■ Exercise objective ■
Search the listing below for the string "Zeit" and copy every line where it occurs.

■ Excerpted records ■
-=-=-
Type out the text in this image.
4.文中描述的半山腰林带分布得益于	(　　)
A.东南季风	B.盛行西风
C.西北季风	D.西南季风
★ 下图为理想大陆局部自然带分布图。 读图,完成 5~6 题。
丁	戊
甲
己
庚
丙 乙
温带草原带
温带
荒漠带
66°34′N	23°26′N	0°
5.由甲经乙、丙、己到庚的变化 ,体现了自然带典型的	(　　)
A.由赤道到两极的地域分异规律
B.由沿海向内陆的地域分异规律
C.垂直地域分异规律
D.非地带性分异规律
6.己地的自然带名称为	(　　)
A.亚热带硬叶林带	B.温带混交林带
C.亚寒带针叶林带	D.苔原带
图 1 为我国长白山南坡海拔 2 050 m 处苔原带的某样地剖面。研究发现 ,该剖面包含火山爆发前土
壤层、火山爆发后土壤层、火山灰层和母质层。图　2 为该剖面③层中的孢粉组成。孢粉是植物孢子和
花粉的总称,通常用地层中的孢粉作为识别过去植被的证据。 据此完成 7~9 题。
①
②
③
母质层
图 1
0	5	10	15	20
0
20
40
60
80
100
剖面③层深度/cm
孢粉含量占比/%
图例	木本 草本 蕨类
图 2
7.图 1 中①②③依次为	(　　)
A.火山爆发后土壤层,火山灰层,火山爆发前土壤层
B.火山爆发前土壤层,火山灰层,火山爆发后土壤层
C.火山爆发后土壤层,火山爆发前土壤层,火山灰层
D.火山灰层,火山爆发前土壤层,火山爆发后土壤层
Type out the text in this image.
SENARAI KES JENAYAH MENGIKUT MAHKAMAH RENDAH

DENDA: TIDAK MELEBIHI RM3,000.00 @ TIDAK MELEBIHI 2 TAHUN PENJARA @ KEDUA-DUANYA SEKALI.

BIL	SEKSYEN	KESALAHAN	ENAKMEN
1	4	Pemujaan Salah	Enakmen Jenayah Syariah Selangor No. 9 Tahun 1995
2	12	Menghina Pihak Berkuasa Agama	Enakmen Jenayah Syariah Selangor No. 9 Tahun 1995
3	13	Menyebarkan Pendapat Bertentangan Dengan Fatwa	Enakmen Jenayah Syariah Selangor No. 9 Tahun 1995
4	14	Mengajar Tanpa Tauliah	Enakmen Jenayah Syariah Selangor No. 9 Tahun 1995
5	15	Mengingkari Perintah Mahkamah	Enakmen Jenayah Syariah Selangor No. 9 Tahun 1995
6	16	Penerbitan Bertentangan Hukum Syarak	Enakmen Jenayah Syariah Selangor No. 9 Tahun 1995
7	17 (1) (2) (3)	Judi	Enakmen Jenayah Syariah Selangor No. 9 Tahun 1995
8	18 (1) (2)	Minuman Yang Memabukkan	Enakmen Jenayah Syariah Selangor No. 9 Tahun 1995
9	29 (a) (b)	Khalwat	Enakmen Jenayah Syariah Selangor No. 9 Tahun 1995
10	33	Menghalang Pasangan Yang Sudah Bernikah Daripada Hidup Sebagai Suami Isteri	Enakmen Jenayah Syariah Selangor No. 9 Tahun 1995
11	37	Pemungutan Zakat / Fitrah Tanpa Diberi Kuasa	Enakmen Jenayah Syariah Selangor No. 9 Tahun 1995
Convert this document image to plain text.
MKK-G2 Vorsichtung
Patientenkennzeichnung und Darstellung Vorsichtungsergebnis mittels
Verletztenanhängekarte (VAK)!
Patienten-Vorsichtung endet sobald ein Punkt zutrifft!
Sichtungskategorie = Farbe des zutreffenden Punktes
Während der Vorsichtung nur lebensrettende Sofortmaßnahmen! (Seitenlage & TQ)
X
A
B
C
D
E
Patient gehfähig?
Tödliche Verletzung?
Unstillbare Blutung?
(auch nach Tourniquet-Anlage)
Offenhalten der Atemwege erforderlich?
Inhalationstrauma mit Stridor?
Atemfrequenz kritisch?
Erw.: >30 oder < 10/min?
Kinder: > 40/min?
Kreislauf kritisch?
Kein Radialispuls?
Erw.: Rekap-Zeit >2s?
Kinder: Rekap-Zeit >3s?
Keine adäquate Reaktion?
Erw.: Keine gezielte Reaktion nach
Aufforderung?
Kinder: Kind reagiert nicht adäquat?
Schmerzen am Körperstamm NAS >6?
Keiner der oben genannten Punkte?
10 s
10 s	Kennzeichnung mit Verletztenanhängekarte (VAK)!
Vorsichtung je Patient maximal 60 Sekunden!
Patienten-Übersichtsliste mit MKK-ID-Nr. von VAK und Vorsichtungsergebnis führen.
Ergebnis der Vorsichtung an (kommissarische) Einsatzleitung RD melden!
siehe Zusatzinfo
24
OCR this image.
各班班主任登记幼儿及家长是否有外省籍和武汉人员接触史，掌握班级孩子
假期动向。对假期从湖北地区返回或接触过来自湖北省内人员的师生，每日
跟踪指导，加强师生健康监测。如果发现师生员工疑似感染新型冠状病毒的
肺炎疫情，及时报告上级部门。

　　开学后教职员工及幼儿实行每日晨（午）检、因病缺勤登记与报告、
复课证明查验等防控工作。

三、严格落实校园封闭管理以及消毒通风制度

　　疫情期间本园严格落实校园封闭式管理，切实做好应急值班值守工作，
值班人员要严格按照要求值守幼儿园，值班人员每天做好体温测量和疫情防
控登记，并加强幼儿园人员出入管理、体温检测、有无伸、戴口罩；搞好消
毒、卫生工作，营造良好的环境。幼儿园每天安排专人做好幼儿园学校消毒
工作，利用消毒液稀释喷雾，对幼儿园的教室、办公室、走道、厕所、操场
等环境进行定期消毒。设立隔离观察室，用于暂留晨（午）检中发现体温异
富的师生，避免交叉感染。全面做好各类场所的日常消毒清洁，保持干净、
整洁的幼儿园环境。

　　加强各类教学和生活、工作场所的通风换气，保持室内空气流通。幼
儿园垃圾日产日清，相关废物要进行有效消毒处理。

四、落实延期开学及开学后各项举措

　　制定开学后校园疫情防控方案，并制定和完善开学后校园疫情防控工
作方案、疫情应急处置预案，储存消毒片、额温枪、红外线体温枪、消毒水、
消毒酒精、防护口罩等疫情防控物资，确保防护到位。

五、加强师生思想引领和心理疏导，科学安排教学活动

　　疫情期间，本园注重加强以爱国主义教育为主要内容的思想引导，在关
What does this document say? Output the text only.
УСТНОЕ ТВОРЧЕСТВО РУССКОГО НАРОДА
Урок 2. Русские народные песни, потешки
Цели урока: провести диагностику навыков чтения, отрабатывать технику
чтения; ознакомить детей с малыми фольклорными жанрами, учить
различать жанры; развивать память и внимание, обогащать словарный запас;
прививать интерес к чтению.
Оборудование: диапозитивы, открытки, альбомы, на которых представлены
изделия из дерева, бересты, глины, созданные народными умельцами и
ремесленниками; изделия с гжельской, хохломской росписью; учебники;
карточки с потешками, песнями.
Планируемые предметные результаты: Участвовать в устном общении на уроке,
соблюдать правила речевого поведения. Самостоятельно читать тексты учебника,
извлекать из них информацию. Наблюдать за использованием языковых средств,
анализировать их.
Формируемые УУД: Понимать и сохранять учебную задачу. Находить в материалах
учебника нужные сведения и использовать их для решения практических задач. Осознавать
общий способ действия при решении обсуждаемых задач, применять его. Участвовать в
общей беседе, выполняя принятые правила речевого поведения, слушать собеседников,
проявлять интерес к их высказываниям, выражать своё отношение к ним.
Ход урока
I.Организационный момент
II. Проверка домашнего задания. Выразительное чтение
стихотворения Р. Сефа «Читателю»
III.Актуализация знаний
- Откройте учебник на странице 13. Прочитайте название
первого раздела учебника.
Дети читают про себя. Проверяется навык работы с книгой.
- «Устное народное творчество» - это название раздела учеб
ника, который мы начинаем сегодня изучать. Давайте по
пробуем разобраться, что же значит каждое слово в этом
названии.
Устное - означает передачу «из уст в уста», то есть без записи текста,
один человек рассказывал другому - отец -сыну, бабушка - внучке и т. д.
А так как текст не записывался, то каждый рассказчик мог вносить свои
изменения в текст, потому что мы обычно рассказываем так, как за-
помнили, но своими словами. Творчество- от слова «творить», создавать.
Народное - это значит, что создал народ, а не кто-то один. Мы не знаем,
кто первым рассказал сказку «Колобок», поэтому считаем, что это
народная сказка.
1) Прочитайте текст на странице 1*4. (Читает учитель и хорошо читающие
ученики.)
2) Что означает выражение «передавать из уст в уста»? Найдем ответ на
-=-=-
■ Exercise solution ■
Erw.: Rekap-Zeit >2s?
Kinder: Rekap-Zeit >3s?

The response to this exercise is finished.